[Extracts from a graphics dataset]
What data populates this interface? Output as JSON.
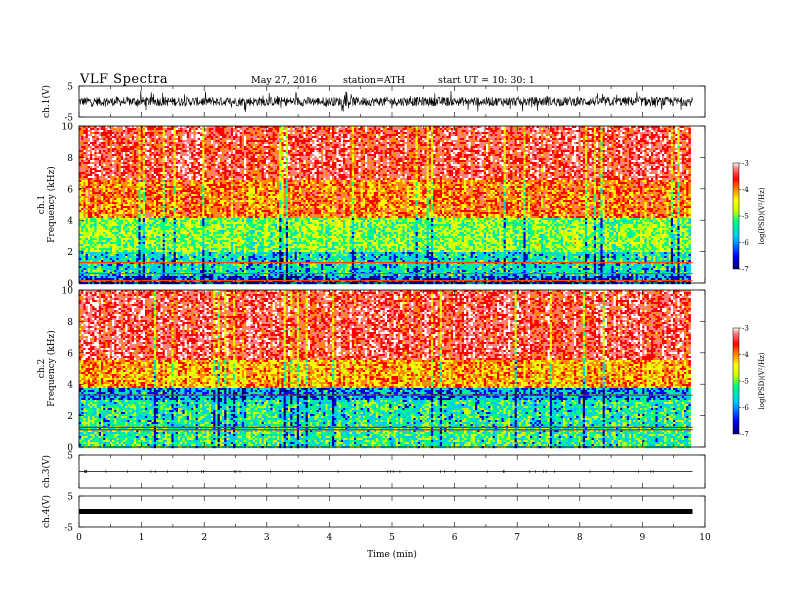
{
  "header": {
    "title": "VLF  Spectra",
    "date": "May 27, 2016",
    "station": "station=ATH",
    "start": "start  UT  =    10: 30: 1"
  },
  "chart_data": [
    {
      "type": "line",
      "panel": "ch1-waveform",
      "ylabel": "ch.1(V)",
      "ylim": [
        -5,
        5
      ],
      "yticks": [
        "5",
        "-5"
      ],
      "description_values": {
        "baseline": 0,
        "typical_amplitude": 1.5,
        "spike_amplitude": 3.5
      }
    },
    {
      "type": "heatmap",
      "panel": "ch1-spectrogram",
      "ylabel_line1": "ch.1",
      "ylabel_line2": "Frequency  (kHz)",
      "ylim": [
        0,
        10
      ],
      "yticks": [
        "0",
        "2",
        "4",
        "6",
        "8",
        "10"
      ],
      "colorbar": {
        "label": "log(PSD)(V²/Hz)",
        "range": [
          -7,
          -3
        ],
        "ticks": [
          "-3",
          "-4",
          "-5",
          "-6",
          "-7"
        ]
      },
      "band_levels": [
        {
          "f_from": 0,
          "f_to": 0.5,
          "logpsd": -6.3
        },
        {
          "f_from": 0.5,
          "f_to": 2,
          "logpsd": -5.8
        },
        {
          "f_from": 2,
          "f_to": 4.2,
          "logpsd": -5.3
        },
        {
          "f_from": 4.2,
          "f_to": 6.5,
          "logpsd": -4.3
        },
        {
          "f_from": 6.5,
          "f_to": 10,
          "logpsd": -3.8
        }
      ]
    },
    {
      "type": "heatmap",
      "panel": "ch2-spectrogram",
      "ylabel_line1": "ch.2",
      "ylabel_line2": "Frequency  (kHz)",
      "ylim": [
        0,
        10
      ],
      "yticks": [
        "0",
        "2",
        "4",
        "6",
        "8",
        "10"
      ],
      "colorbar": {
        "label": "log(PSD)(V²/Hz)",
        "range": [
          -7,
          -3
        ],
        "ticks": [
          "-3",
          "-4",
          "-5",
          "-6",
          "-7"
        ]
      },
      "band_levels": [
        {
          "f_from": 0,
          "f_to": 1.2,
          "logpsd": -5.6
        },
        {
          "f_from": 1.2,
          "f_to": 3,
          "logpsd": -5.7
        },
        {
          "f_from": 3,
          "f_to": 3.8,
          "logpsd": -6.1
        },
        {
          "f_from": 3.8,
          "f_to": 5.5,
          "logpsd": -4.5
        },
        {
          "f_from": 5.5,
          "f_to": 10,
          "logpsd": -3.8
        }
      ]
    },
    {
      "type": "line",
      "panel": "ch3-waveform",
      "ylabel": "ch.3(V)",
      "ylim": [
        -5,
        5
      ],
      "yticks": [
        "5"
      ],
      "description_values": {
        "baseline": 0
      }
    },
    {
      "type": "line",
      "panel": "ch4-waveform",
      "ylabel": "ch.4(V)",
      "ylim": [
        -5,
        5
      ],
      "yticks": [
        "5",
        "-5"
      ],
      "description_values": {
        "baseline": 0
      }
    }
  ],
  "xaxis": {
    "xlabel": "Time  (min)",
    "xlim": [
      0,
      10
    ],
    "ticks": [
      "0",
      "1",
      "2",
      "3",
      "4",
      "5",
      "6",
      "7",
      "8",
      "9",
      "10"
    ],
    "data_end": 9.8
  },
  "colors": {
    "heat": [
      "#000066",
      "#0000ff",
      "#00c8ff",
      "#00ff80",
      "#c8ff00",
      "#ffff00",
      "#ff8800",
      "#ff0000",
      "#ff8080",
      "#ffffff"
    ]
  }
}
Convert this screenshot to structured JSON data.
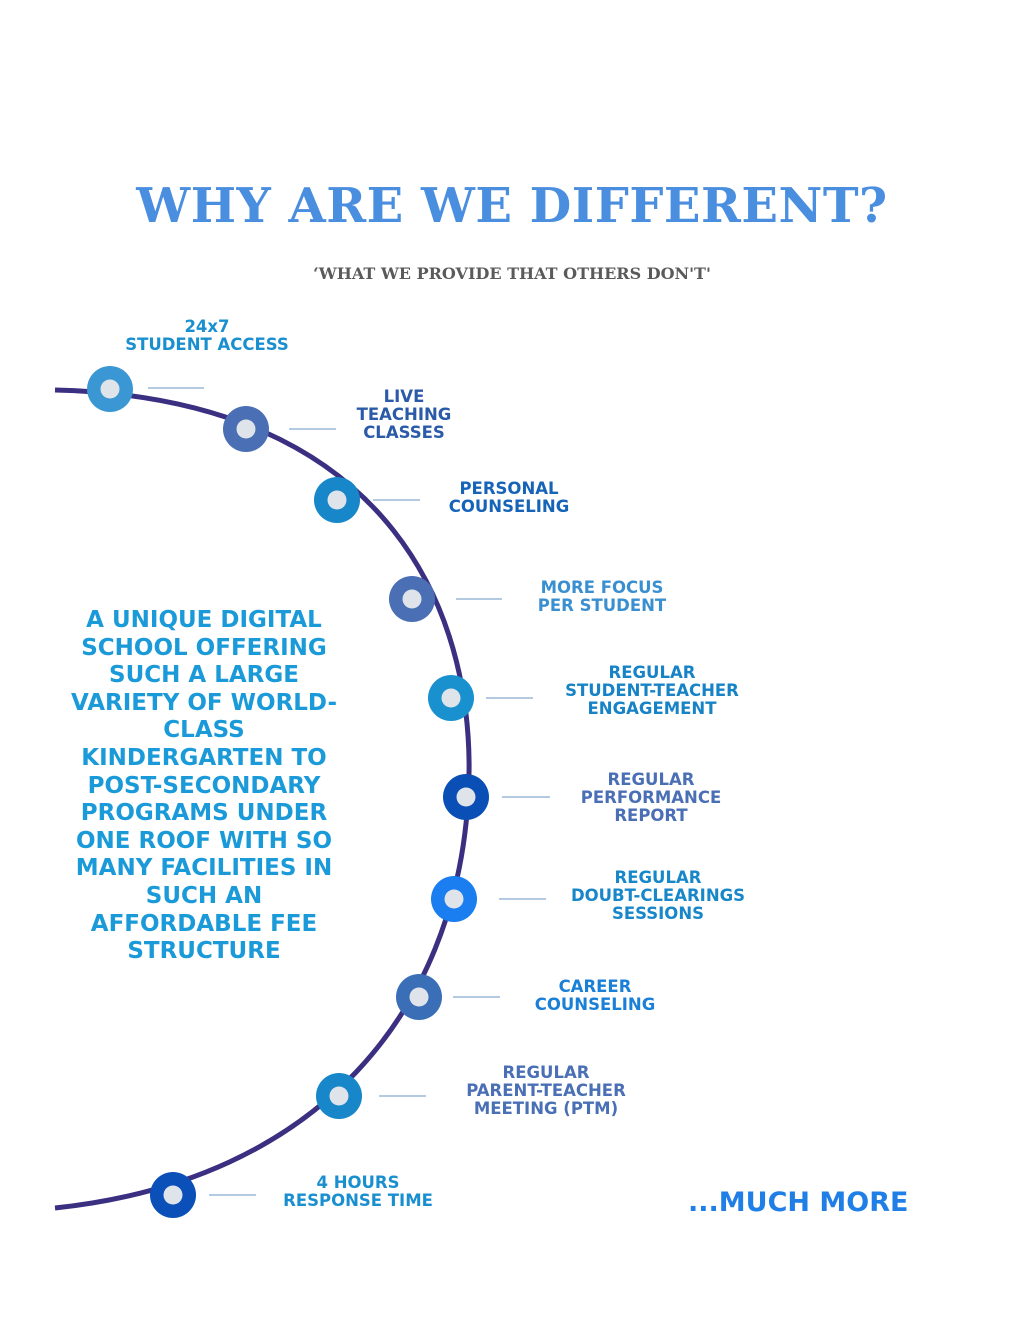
{
  "header": {
    "title": "WHY ARE WE DIFFERENT?",
    "subtitle": "‘WHAT WE PROVIDE THAT OTHERS DON'T'"
  },
  "center_text": "A UNIQUE DIGITAL SCHOOL OFFERING SUCH A LARGE VARIETY OF WORLD-CLASS KINDERGARTEN TO POST-SECONDARY PROGRAMS UNDER ONE ROOF WITH SO MANY FACILITIES IN SUCH AN AFFORDABLE FEE STRUCTURE",
  "features": [
    {
      "lines": [
        "24x7",
        "STUDENT ACCESS"
      ],
      "node_color": "#3a97d4",
      "text_color": "#1a8fd0"
    },
    {
      "lines": [
        "LIVE",
        "TEACHING",
        "CLASSES"
      ],
      "node_color": "#4a6fb5",
      "text_color": "#2a5aa8"
    },
    {
      "lines": [
        "PERSONAL",
        "COUNSELING"
      ],
      "node_color": "#1787c9",
      "text_color": "#1663b8"
    },
    {
      "lines": [
        "MORE FOCUS",
        "PER STUDENT"
      ],
      "node_color": "#4a6fb5",
      "text_color": "#3a8fd0"
    },
    {
      "lines": [
        "REGULAR",
        "STUDENT-TEACHER",
        "ENGAGEMENT"
      ],
      "node_color": "#1991cf",
      "text_color": "#1783c6"
    },
    {
      "lines": [
        "REGULAR",
        "PERFORMANCE",
        "REPORT"
      ],
      "node_color": "#0a4fb5",
      "text_color": "#4a6fb5"
    },
    {
      "lines": [
        "REGULAR",
        "DOUBT-CLEARINGS",
        "SESSIONS"
      ],
      "node_color": "#1a7df0",
      "text_color": "#1787c9"
    },
    {
      "lines": [
        "CAREER",
        "COUNSELING"
      ],
      "node_color": "#3a6fb8",
      "text_color": "#1a7fd6"
    },
    {
      "lines": [
        "REGULAR",
        "PARENT-TEACHER",
        "MEETING (PTM)"
      ],
      "node_color": "#1787c9",
      "text_color": "#4a6fb5"
    },
    {
      "lines": [
        "4 HOURS",
        "RESPONSE TIME"
      ],
      "node_color": "#0a50b8",
      "text_color": "#1a8fd0"
    }
  ],
  "footer": {
    "more": "...MUCH MORE"
  },
  "colors": {
    "arc": "#3a2f80",
    "connector": "#9ab8d8",
    "node_inner": "#dfe3ea"
  }
}
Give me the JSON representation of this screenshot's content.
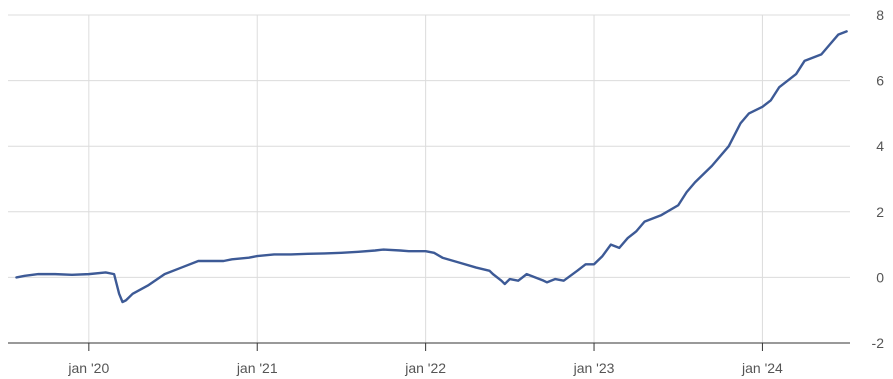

> [TASK GOAL]: Transcribe the whole listing exactly. Pictures are excluded.

> [EXPECTED ANSWER]:
What data populates this interface? Output as JSON.
{
  "header": {
    "title": "VLF  Spectra",
    "date": "May 27, 2016",
    "station": "station=ATH",
    "start": "start  UT  =    10: 30: 1"
  },
  "chart_data": [
    {
      "type": "line",
      "panel": "ch1-waveform",
      "ylabel": "ch.1(V)",
      "ylim": [
        -5,
        5
      ],
      "yticks": [
        "5",
        "-5"
      ],
      "description_values": {
        "baseline": 0,
        "typical_amplitude": 1.5,
        "spike_amplitude": 3.5
      }
    },
    {
      "type": "heatmap",
      "panel": "ch1-spectrogram",
      "ylabel_line1": "ch.1",
      "ylabel_line2": "Frequency  (kHz)",
      "ylim": [
        0,
        10
      ],
      "yticks": [
        "0",
        "2",
        "4",
        "6",
        "8",
        "10"
      ],
      "colorbar": {
        "label": "log(PSD)(V²/Hz)",
        "range": [
          -7,
          -3
        ],
        "ticks": [
          "-3",
          "-4",
          "-5",
          "-6",
          "-7"
        ]
      },
      "band_levels": [
        {
          "f_from": 0,
          "f_to": 0.5,
          "logpsd": -6.3
        },
        {
          "f_from": 0.5,
          "f_to": 2,
          "logpsd": -5.8
        },
        {
          "f_from": 2,
          "f_to": 4.2,
          "logpsd": -5.3
        },
        {
          "f_from": 4.2,
          "f_to": 6.5,
          "logpsd": -4.3
        },
        {
          "f_from": 6.5,
          "f_to": 10,
          "logpsd": -3.8
        }
      ]
    },
    {
      "type": "heatmap",
      "panel": "ch2-spectrogram",
      "ylabel_line1": "ch.2",
      "ylabel_line2": "Frequency  (kHz)",
      "ylim": [
        0,
        10
      ],
      "yticks": [
        "0",
        "2",
        "4",
        "6",
        "8",
        "10"
      ],
      "colorbar": {
        "label": "log(PSD)(V²/Hz)",
        "range": [
          -7,
          -3
        ],
        "ticks": [
          "-3",
          "-4",
          "-5",
          "-6",
          "-7"
        ]
      },
      "band_levels": [
        {
          "f_from": 0,
          "f_to": 1.2,
          "logpsd": -5.6
        },
        {
          "f_from": 1.2,
          "f_to": 3,
          "logpsd": -5.7
        },
        {
          "f_from": 3,
          "f_to": 3.8,
          "logpsd": -6.1
        },
        {
          "f_from": 3.8,
          "f_to": 5.5,
          "logpsd": -4.5
        },
        {
          "f_from": 5.5,
          "f_to": 10,
          "logpsd": -3.8
        }
      ]
    },
    {
      "type": "line",
      "panel": "ch3-waveform",
      "ylabel": "ch.3(V)",
      "ylim": [
        -5,
        5
      ],
      "yticks": [
        "5"
      ],
      "description_values": {
        "baseline": 0
      }
    },
    {
      "type": "line",
      "panel": "ch4-waveform",
      "ylabel": "ch.4(V)",
      "ylim": [
        -5,
        5
      ],
      "yticks": [
        "5",
        "-5"
      ],
      "description_values": {
        "baseline": 0
      }
    }
  ],
  "xaxis": {
    "xlabel": "Time  (min)",
    "xlim": [
      0,
      10
    ],
    "ticks": [
      "0",
      "1",
      "2",
      "3",
      "4",
      "5",
      "6",
      "7",
      "8",
      "9",
      "10"
    ],
    "data_end": 9.8
  },
  "colors": {
    "heat": [
      "#000066",
      "#0000ff",
      "#00c8ff",
      "#00ff80",
      "#c8ff00",
      "#ffff00",
      "#ff8800",
      "#ff0000",
      "#ff8080",
      "#ffffff"
    ]
  }
}
Convert this screenshot to structured JSON data.
{
  "header": {
    "title": "WHY ARE WE DIFFERENT?",
    "subtitle": "‘WHAT WE PROVIDE THAT OTHERS DON'T'"
  },
  "center_text": "A UNIQUE DIGITAL SCHOOL OFFERING SUCH A LARGE VARIETY OF WORLD-CLASS KINDERGARTEN TO POST-SECONDARY PROGRAMS UNDER ONE ROOF WITH SO MANY FACILITIES IN SUCH AN AFFORDABLE FEE STRUCTURE",
  "features": [
    {
      "lines": [
        "24x7",
        "STUDENT ACCESS"
      ],
      "node_color": "#3a97d4",
      "text_color": "#1a8fd0"
    },
    {
      "lines": [
        "LIVE",
        "TEACHING",
        "CLASSES"
      ],
      "node_color": "#4a6fb5",
      "text_color": "#2a5aa8"
    },
    {
      "lines": [
        "PERSONAL",
        "COUNSELING"
      ],
      "node_color": "#1787c9",
      "text_color": "#1663b8"
    },
    {
      "lines": [
        "MORE FOCUS",
        "PER STUDENT"
      ],
      "node_color": "#4a6fb5",
      "text_color": "#3a8fd0"
    },
    {
      "lines": [
        "REGULAR",
        "STUDENT-TEACHER",
        "ENGAGEMENT"
      ],
      "node_color": "#1991cf",
      "text_color": "#1783c6"
    },
    {
      "lines": [
        "REGULAR",
        "PERFORMANCE",
        "REPORT"
      ],
      "node_color": "#0a4fb5",
      "text_color": "#4a6fb5"
    },
    {
      "lines": [
        "REGULAR",
        "DOUBT-CLEARINGS",
        "SESSIONS"
      ],
      "node_color": "#1a7df0",
      "text_color": "#1787c9"
    },
    {
      "lines": [
        "CAREER",
        "COUNSELING"
      ],
      "node_color": "#3a6fb8",
      "text_color": "#1a7fd6"
    },
    {
      "lines": [
        "REGULAR",
        "PARENT-TEACHER",
        "MEETING (PTM)"
      ],
      "node_color": "#1787c9",
      "text_color": "#4a6fb5"
    },
    {
      "lines": [
        "4 HOURS",
        "RESPONSE TIME"
      ],
      "node_color": "#0a50b8",
      "text_color": "#1a8fd0"
    }
  ],
  "footer": {
    "more": "...MUCH MORE"
  },
  "colors": {
    "arc": "#3a2f80",
    "connector": "#9ab8d8",
    "node_inner": "#dfe3ea"
  }
}
Give me the JSON representation of this screenshot's content.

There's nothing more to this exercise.